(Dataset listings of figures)
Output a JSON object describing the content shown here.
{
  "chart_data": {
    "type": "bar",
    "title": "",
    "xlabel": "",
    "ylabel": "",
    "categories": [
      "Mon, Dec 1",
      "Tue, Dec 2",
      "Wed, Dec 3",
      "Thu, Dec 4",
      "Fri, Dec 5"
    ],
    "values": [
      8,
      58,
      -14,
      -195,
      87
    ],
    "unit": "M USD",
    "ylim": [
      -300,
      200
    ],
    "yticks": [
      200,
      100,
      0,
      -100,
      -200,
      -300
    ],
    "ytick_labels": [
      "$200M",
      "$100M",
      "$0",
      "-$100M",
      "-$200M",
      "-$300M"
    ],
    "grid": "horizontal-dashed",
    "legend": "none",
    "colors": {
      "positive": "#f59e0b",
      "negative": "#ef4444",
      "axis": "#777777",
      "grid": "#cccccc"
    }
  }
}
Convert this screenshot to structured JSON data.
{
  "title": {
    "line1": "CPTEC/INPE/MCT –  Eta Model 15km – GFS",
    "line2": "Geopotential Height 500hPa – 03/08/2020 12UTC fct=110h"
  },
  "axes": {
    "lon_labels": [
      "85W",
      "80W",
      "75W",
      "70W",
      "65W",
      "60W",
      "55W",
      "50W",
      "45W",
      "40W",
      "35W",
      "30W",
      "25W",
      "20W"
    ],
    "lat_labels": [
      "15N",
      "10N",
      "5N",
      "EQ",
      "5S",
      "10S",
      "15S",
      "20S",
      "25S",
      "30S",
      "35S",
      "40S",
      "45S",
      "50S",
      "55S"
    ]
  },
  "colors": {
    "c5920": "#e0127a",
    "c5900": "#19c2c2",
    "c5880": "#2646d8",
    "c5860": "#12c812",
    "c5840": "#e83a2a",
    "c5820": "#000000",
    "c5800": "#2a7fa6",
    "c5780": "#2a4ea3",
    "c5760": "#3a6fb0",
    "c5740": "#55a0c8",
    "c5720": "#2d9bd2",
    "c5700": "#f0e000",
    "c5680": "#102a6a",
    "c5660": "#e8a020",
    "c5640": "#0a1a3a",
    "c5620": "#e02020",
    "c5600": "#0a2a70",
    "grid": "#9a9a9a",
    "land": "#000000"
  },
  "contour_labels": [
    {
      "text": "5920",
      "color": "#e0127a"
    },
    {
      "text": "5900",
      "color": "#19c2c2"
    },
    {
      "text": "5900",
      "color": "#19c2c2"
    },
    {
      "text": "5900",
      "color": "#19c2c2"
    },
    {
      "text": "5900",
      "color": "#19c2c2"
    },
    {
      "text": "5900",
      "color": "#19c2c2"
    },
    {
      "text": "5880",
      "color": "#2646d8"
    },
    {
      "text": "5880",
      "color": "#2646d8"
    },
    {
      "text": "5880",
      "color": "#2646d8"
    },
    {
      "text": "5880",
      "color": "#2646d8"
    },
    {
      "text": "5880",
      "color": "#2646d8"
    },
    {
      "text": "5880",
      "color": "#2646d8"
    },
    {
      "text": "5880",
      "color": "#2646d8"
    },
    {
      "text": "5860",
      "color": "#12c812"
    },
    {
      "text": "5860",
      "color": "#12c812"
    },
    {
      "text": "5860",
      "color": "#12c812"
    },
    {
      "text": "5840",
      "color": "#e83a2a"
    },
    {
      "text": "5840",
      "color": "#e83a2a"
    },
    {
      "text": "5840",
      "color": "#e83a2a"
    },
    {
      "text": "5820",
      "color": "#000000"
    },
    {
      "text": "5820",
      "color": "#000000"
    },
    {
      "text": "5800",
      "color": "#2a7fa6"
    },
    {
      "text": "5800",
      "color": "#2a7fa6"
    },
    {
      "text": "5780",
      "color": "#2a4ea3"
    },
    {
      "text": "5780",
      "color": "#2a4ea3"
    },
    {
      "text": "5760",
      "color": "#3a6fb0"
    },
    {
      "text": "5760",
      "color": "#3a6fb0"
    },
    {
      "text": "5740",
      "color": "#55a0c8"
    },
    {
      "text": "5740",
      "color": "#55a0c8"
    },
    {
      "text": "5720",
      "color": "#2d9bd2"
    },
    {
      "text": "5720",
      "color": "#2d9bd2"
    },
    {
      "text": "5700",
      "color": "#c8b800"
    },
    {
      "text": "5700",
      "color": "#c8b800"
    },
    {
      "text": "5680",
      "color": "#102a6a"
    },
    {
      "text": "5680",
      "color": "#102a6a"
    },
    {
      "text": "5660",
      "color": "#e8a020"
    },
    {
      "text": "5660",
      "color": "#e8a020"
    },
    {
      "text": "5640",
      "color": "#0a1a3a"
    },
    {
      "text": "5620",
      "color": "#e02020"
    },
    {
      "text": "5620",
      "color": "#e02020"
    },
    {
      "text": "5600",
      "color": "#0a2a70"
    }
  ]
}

EXERCISE GOAL:
Copy out all lines above that include the string "grid".

TASK ANSWER:
    "grid": "horizontal-dashed",
      "grid": "#cccccc"
    "grid": "#9a9a9a",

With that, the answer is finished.